• Aim
Repeat verbatim every line of the material, beginning at the line that holds "Convert this screenshot" and ending at its last line.

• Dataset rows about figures
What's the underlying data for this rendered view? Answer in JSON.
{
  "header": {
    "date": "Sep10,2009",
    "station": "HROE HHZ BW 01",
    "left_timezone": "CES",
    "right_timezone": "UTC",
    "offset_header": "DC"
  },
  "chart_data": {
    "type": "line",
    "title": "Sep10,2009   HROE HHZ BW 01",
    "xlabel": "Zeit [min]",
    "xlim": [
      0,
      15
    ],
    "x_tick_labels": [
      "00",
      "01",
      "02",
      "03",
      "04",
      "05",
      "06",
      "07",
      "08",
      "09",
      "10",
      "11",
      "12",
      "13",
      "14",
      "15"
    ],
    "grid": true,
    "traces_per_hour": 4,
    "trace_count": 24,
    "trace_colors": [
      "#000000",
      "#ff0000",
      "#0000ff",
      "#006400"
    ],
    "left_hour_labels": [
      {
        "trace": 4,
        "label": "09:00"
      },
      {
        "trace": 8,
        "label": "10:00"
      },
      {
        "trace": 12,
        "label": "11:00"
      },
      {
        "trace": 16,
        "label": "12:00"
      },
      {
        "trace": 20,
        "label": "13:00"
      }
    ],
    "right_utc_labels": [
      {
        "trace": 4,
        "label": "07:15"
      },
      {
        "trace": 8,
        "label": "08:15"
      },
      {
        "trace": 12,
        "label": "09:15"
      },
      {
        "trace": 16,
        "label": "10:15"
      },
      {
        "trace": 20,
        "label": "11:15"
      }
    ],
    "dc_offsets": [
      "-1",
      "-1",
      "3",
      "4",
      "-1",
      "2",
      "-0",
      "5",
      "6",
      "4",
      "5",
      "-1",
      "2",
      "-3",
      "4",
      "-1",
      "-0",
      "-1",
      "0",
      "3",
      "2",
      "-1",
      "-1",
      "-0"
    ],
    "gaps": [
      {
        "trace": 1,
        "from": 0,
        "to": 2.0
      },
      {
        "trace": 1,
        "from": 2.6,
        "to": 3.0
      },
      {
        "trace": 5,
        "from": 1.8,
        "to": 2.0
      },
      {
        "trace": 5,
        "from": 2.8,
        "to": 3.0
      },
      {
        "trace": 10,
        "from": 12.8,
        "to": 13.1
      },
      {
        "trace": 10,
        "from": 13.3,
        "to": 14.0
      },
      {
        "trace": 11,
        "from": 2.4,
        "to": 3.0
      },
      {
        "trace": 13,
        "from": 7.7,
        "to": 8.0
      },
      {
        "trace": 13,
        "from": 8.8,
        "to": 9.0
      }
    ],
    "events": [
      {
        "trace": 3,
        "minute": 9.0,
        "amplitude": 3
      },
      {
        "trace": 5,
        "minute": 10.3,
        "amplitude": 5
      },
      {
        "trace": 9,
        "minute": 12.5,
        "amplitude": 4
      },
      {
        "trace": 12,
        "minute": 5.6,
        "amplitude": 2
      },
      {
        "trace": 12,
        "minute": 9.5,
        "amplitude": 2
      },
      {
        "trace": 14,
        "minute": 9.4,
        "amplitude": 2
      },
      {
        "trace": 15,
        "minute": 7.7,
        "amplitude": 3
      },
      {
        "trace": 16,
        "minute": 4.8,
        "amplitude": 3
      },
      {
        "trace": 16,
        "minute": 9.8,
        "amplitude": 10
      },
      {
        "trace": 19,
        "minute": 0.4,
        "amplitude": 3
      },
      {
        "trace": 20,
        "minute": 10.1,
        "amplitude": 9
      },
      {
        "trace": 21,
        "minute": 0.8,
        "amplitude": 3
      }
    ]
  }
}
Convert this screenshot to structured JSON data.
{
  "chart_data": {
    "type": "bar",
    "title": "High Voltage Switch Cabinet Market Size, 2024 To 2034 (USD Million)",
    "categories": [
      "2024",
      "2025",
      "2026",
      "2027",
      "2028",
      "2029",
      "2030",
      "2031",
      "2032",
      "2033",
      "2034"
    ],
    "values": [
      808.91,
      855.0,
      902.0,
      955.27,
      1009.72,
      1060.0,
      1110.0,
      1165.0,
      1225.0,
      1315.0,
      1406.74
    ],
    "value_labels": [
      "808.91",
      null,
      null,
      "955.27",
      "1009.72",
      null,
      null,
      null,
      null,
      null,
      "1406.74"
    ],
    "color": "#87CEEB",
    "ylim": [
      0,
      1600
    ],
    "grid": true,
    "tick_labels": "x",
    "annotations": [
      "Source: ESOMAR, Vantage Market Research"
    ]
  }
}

• Written answer
Convert this screenshot to structured JSON data.
{
  "chart_data": {
    "type": "bar",
    "title": "High Voltage Switch Cabinet Market Size, 2024 To 2034 (USD Million)",
    "categories": [
      "2024",
      "2025",
      "2026",
      "2027",
      "2028",
      "2029",
      "2030",
      "2031",
      "2032",
      "2033",
      "2034"
    ],
    "values": [
      808.91,
      855.0,
      902.0,
      955.27,
      1009.72,
      1060.0,
      1110.0,
      1165.0,
      1225.0,
      1315.0,
      1406.74
    ],
    "value_labels": [
      "808.91",
      null,
      null,
      "955.27",
      "1009.72",
      null,
      null,
      null,
      null,
      null,
      "1406.74"
    ],
    "color": "#87CEEB",
    "ylim": [
      0,
      1600
    ],
    "grid": true,
    "tick_labels": "x",
    "annotations": [
      "Source: ESOMAR, Vantage Market Research"
    ]
  }
}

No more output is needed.